-- Begin DATA TO USE --

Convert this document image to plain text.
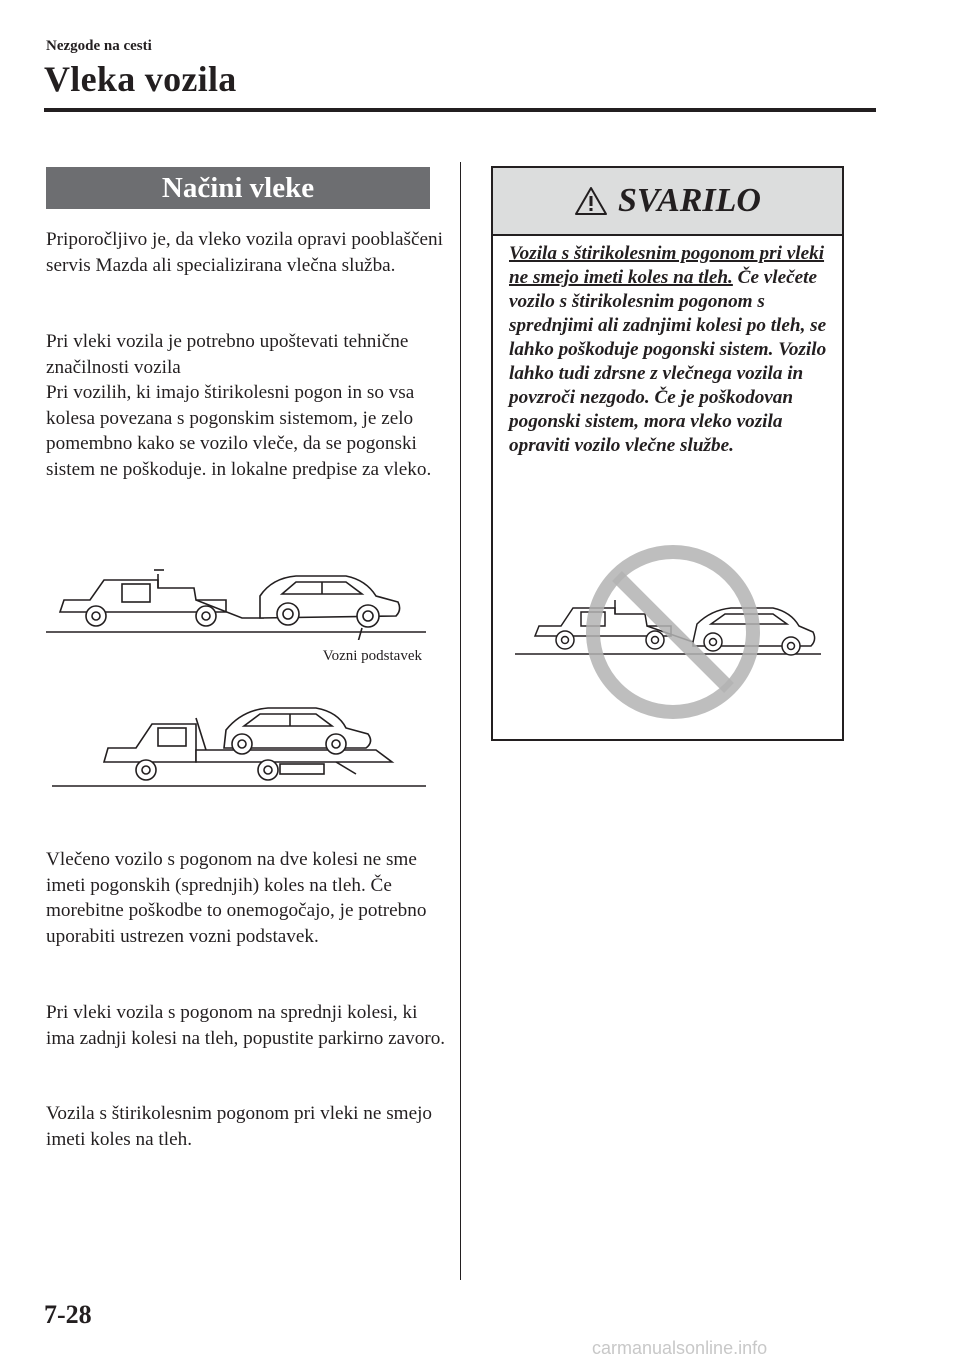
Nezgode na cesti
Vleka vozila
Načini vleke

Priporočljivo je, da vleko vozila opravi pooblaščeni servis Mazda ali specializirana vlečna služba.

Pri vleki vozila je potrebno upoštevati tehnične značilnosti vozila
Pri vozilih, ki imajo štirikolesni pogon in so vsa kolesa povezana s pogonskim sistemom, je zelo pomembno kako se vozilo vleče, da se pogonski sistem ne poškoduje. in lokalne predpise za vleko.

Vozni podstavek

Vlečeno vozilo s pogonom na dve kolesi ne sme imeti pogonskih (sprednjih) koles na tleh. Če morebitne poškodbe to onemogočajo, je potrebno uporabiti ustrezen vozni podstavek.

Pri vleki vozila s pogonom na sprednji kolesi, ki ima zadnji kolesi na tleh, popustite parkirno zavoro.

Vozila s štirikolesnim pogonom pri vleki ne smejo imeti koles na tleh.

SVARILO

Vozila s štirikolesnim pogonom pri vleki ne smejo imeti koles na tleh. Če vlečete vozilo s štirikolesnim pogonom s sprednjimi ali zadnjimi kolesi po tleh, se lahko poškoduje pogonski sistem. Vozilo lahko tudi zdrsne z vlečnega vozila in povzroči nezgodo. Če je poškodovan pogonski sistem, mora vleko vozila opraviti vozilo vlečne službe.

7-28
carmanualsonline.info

-- End DATA TO USE --
-- Begin DATA TO USE --

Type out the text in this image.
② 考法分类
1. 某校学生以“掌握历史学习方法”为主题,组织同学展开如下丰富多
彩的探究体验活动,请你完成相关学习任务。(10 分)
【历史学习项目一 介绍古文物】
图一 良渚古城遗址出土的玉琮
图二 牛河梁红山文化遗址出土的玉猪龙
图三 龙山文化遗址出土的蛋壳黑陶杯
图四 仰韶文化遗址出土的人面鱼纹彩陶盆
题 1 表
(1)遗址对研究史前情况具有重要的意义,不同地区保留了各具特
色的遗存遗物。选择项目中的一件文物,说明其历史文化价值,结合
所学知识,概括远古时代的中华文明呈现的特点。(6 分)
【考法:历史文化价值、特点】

-- End DATA TO USE --

## WHAT IS EXPECTED:
Extract every line containing the string "this" from the data above.

## IN RESPONSE:
Convert this document image to plain text.
Type out the text in this image.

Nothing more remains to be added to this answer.